Work instructions: Images embedded in the records are excluded; print everything else exactly as given.

----

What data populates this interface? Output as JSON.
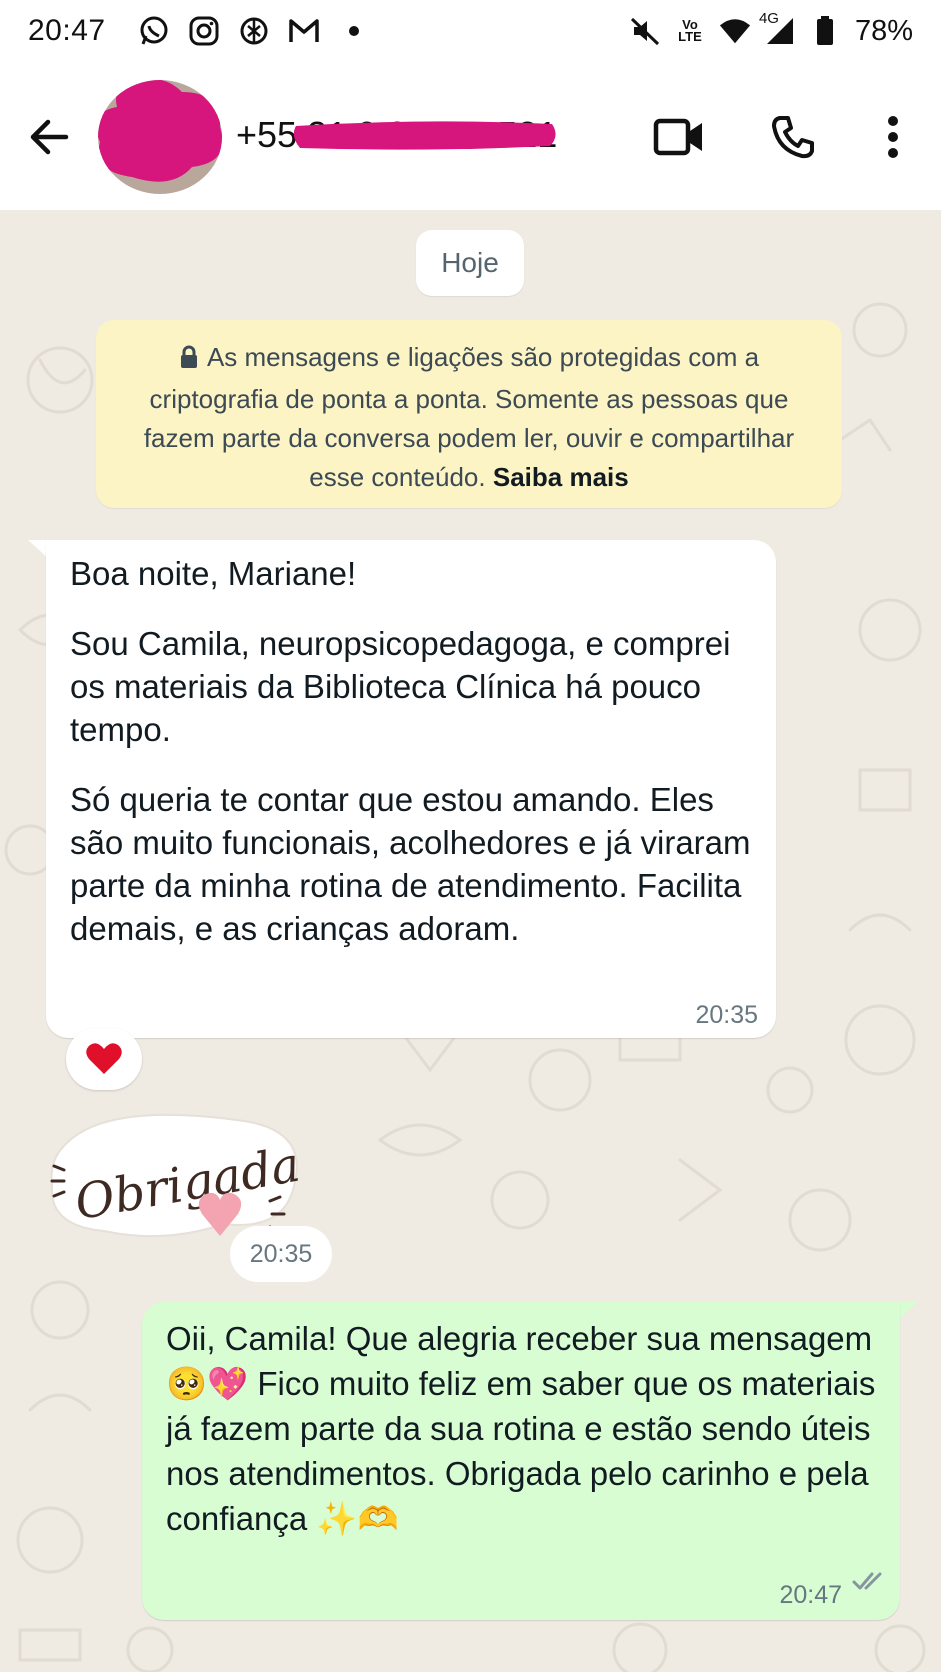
{
  "status_bar": {
    "time": "20:47",
    "notification_icons": [
      "whatsapp-icon",
      "instagram-icon",
      "threads-icon",
      "gmail-icon",
      "dot-icon"
    ],
    "network_label": "Vo LTE",
    "network_type": "4G",
    "battery": "78%"
  },
  "header": {
    "contact_name": "+55 31 9 8700 4521",
    "back_icon": "arrow-back-icon",
    "actions": [
      "video-call-icon",
      "voice-call-icon",
      "more-vert-icon"
    ]
  },
  "chat": {
    "date_chip": "Hoje",
    "encryption_notice": {
      "text": "As mensagens e ligações são protegidas com a criptografia de ponta a ponta. Somente as pessoas que fazem parte da conversa podem ler, ouvir e compartilhar esse conteúdo.",
      "link": "Saiba mais"
    },
    "messages": [
      {
        "direction": "incoming",
        "paragraphs": [
          "Boa noite, Mariane!",
          "Sou Camila, neuropsicopedagoga, e comprei os materiais da Biblioteca Clínica há pouco tempo.",
          "Só queria te contar que estou amando. Eles são muito funcionais, acolhedores e já viraram parte da minha rotina de atendimento. Facilita demais, e as crianças adoram."
        ],
        "time": "20:35",
        "reaction": "❤️"
      },
      {
        "direction": "incoming",
        "sticker_text": "Obrigada",
        "time": "20:35"
      },
      {
        "direction": "outgoing",
        "text": "Oii, Camila! Que alegria receber sua mensagem 🥺💖 Fico muito feliz em saber que os materiais já fazem parte da sua rotina e estão sendo úteis nos atendimentos. Obrigada pelo carinho e pela confiança ✨🫶",
        "time": "20:47",
        "status": "read"
      }
    ]
  },
  "colors": {
    "chat_background": "#efeae2",
    "incoming_bubble": "#ffffff",
    "outgoing_bubble": "#d9fdd3",
    "encryption_bg": "#fdf4c5",
    "redaction": "#d6157d",
    "read_check": "#8696a0"
  }
}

----

Response:
What data populates this interface? Output as JSON.
{
  "status_bar": {
    "time": "20:47",
    "notification_icons": [
      "whatsapp-icon",
      "instagram-icon",
      "threads-icon",
      "gmail-icon",
      "dot-icon"
    ],
    "network_label": "Vo LTE",
    "network_type": "4G",
    "battery": "78%"
  },
  "header": {
    "contact_name": "+55 31 9 8700 4521",
    "back_icon": "arrow-back-icon",
    "actions": [
      "video-call-icon",
      "voice-call-icon",
      "more-vert-icon"
    ]
  },
  "chat": {
    "date_chip": "Hoje",
    "encryption_notice": {
      "text": "As mensagens e ligações são protegidas com a criptografia de ponta a ponta. Somente as pessoas que fazem parte da conversa podem ler, ouvir e compartilhar esse conteúdo.",
      "link": "Saiba mais"
    },
    "messages": [
      {
        "direction": "incoming",
        "paragraphs": [
          "Boa noite, Mariane!",
          "Sou Camila, neuropsicopedagoga, e comprei os materiais da Biblioteca Clínica há pouco tempo.",
          "Só queria te contar que estou amando. Eles são muito funcionais, acolhedores e já viraram parte da minha rotina de atendimento. Facilita demais, e as crianças adoram."
        ],
        "time": "20:35",
        "reaction": "❤️"
      },
      {
        "direction": "incoming",
        "sticker_text": "Obrigada",
        "time": "20:35"
      },
      {
        "direction": "outgoing",
        "text": "Oii, Camila! Que alegria receber sua mensagem 🥺💖 Fico muito feliz em saber que os materiais já fazem parte da sua rotina e estão sendo úteis nos atendimentos. Obrigada pelo carinho e pela confiança ✨🫶",
        "time": "20:47",
        "status": "read"
      }
    ]
  },
  "colors": {
    "chat_background": "#efeae2",
    "incoming_bubble": "#ffffff",
    "outgoing_bubble": "#d9fdd3",
    "encryption_bg": "#fdf4c5",
    "redaction": "#d6157d",
    "read_check": "#8696a0"
  }
}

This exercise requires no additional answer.